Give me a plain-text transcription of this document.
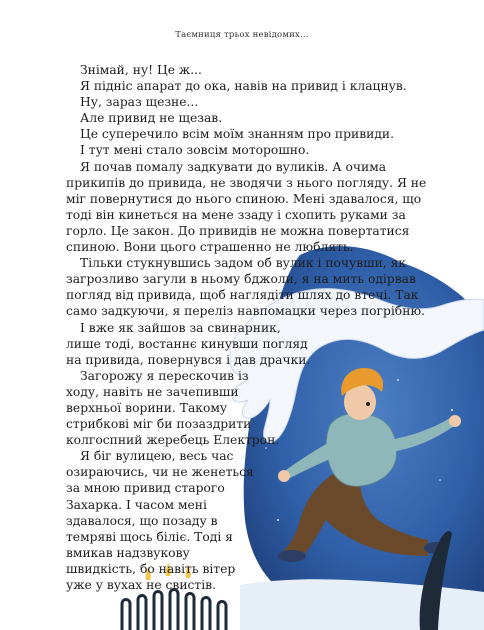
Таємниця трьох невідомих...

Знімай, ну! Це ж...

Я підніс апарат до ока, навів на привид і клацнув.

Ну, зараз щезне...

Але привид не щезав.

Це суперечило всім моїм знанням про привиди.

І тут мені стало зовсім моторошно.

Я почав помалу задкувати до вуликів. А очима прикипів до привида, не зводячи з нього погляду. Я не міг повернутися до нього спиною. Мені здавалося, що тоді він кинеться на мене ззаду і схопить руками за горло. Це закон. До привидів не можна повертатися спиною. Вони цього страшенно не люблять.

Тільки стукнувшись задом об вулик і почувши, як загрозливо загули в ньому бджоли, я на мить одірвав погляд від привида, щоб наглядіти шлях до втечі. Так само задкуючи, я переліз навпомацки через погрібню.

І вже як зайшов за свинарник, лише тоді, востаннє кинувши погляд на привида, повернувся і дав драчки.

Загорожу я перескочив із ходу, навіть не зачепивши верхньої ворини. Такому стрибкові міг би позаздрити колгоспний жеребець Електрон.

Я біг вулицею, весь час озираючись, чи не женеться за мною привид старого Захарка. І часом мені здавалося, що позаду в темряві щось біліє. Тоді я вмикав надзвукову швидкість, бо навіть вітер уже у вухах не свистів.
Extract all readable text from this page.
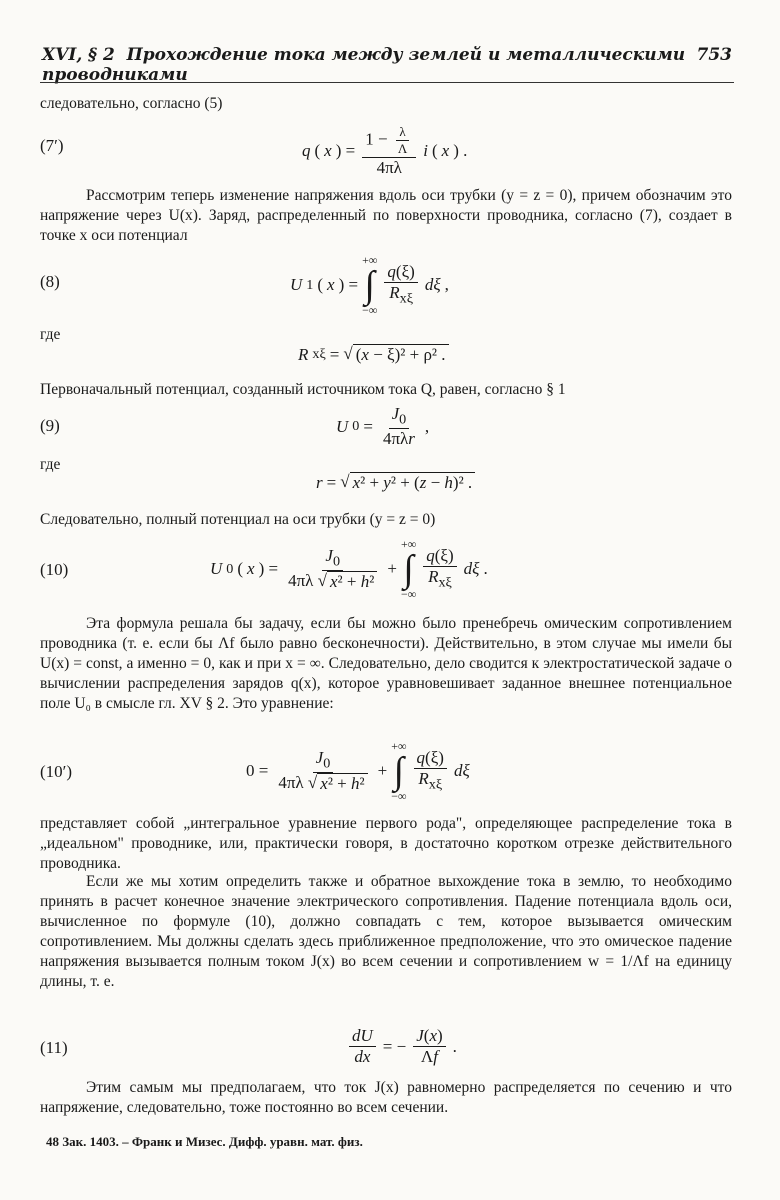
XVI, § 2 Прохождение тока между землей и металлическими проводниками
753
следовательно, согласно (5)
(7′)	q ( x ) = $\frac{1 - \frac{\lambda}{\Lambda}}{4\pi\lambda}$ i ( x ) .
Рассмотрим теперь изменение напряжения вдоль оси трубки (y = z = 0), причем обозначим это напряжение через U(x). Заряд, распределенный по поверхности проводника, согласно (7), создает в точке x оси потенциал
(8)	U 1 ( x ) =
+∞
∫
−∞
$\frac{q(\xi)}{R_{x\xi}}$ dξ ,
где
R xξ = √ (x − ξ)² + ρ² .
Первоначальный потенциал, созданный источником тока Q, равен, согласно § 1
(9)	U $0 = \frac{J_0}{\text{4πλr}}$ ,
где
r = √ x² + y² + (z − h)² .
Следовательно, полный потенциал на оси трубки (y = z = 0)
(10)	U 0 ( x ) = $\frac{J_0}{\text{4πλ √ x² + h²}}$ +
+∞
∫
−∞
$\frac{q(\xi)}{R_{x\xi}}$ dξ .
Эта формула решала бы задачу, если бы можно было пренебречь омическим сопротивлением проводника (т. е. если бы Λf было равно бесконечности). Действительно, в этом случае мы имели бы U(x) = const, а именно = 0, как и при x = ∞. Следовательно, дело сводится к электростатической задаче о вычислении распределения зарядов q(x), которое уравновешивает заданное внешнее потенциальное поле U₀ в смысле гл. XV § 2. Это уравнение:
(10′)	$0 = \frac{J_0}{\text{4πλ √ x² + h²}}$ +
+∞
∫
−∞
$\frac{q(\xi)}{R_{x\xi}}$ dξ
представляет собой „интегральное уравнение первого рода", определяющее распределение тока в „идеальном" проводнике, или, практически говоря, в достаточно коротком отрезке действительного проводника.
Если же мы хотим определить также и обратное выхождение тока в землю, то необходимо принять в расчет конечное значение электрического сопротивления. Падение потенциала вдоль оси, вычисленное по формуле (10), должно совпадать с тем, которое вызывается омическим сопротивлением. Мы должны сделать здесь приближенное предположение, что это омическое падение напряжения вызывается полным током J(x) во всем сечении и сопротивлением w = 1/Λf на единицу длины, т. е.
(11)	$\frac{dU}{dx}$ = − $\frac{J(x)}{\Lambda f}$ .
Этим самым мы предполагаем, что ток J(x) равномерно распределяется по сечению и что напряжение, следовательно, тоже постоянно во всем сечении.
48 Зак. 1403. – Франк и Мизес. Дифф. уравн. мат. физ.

++++++++

### Problem
Every line above should be returned word for word, with the pictures left behind.

### Final answer
Give me a plain-text transcription of this document.
Таємниця трьох невідомих...

Знімай, ну! Це ж...

Я підніс апарат до ока, навів на привид і клацнув.

Ну, зараз щезне...

Але привид не щезав.

Це суперечило всім моїм знанням про привиди.

І тут мені стало зовсім моторошно.

Я почав помалу задкувати до вуликів. А очима прикипів до привида, не зводячи з нього погляду. Я не міг повернутися до нього спиною. Мені здавалося, що тоді він кинеться на мене ззаду і схопить руками за горло. Це закон. До привидів не можна повертатися спиною. Вони цього страшенно не люблять.

Тільки стукнувшись задом об вулик і почувши, як загрозливо загули в ньому бджоли, я на мить одірвав погляд від привида, щоб наглядіти шлях до втечі. Так само задкуючи, я переліз навпомацки через погрібню.

І вже як зайшов за свинарник, лише тоді, востаннє кинувши погляд на привида, повернувся і дав драчки.

Загорожу я перескочив із ходу, навіть не зачепивши верхньої ворини. Такому стрибкові міг би позаздрити колгоспний жеребець Електрон.

Я біг вулицею, весь час озираючись, чи не женеться за мною привид старого Захарка. І часом мені здавалося, що позаду в темряві щось біліє. Тоді я вмикав надзвукову швидкість, бо навіть вітер уже у вухах не свистів.
Extract all readable text from this page.
XVI, § 2 Прохождение тока между землей и металлическими проводниками
753
следовательно, согласно (5)
(7′)	q ( x ) = $\frac{1 - \frac{\lambda}{\Lambda}}{4\pi\lambda}$ i ( x ) .
Рассмотрим теперь изменение напряжения вдоль оси трубки (y = z = 0), причем обозначим это напряжение через U(x). Заряд, распределенный по поверхности проводника, согласно (7), создает в точке x оси потенциал
(8)	U 1 ( x ) =
+∞
∫
−∞
$\frac{q(\xi)}{R_{x\xi}}$ dξ ,
где
R xξ = √ (x − ξ)² + ρ² .
Первоначальный потенциал, созданный источником тока Q, равен, согласно § 1
(9)	U $0 = \frac{J_0}{\text{4πλr}}$ ,
где
r = √ x² + y² + (z − h)² .
Следовательно, полный потенциал на оси трубки (y = z = 0)
(10)	U 0 ( x ) = $\frac{J_0}{\text{4πλ √ x² + h²}}$ +
+∞
∫
−∞
$\frac{q(\xi)}{R_{x\xi}}$ dξ .
Эта формула решала бы задачу, если бы можно было пренебречь омическим сопротивлением проводника (т. е. если бы Λf было равно бесконечности). Действительно, в этом случае мы имели бы U(x) = const, а именно = 0, как и при x = ∞. Следовательно, дело сводится к электростатической задаче о вычислении распределения зарядов q(x), которое уравновешивает заданное внешнее потенциальное поле U₀ в смысле гл. XV § 2. Это уравнение:
(10′)	$0 = \frac{J_0}{\text{4πλ √ x² + h²}}$ +
+∞
∫
−∞
$\frac{q(\xi)}{R_{x\xi}}$ dξ
представляет собой „интегральное уравнение первого рода", определяющее распределение тока в „идеальном" проводнике, или, практически говоря, в достаточно коротком отрезке действительного проводника.
Если же мы хотим определить также и обратное выхождение тока в землю, то необходимо принять в расчет конечное значение электрического сопротивления. Падение потенциала вдоль оси, вычисленное по формуле (10), должно совпадать с тем, которое вызывается омическим сопротивлением. Мы должны сделать здесь приближенное предположение, что это омическое падение напряжения вызывается полным током J(x) во всем сечении и сопротивлением w = 1/Λf на единицу длины, т. е.
(11)	$\frac{dU}{dx}$ = − $\frac{J(x)}{\Lambda f}$ .
Этим самым мы предполагаем, что ток J(x) равномерно распределяется по сечению и что напряжение, следовательно, тоже постоянно во всем сечении.
48 Зак. 1403. – Франк и Мизес. Дифф. уравн. мат. физ.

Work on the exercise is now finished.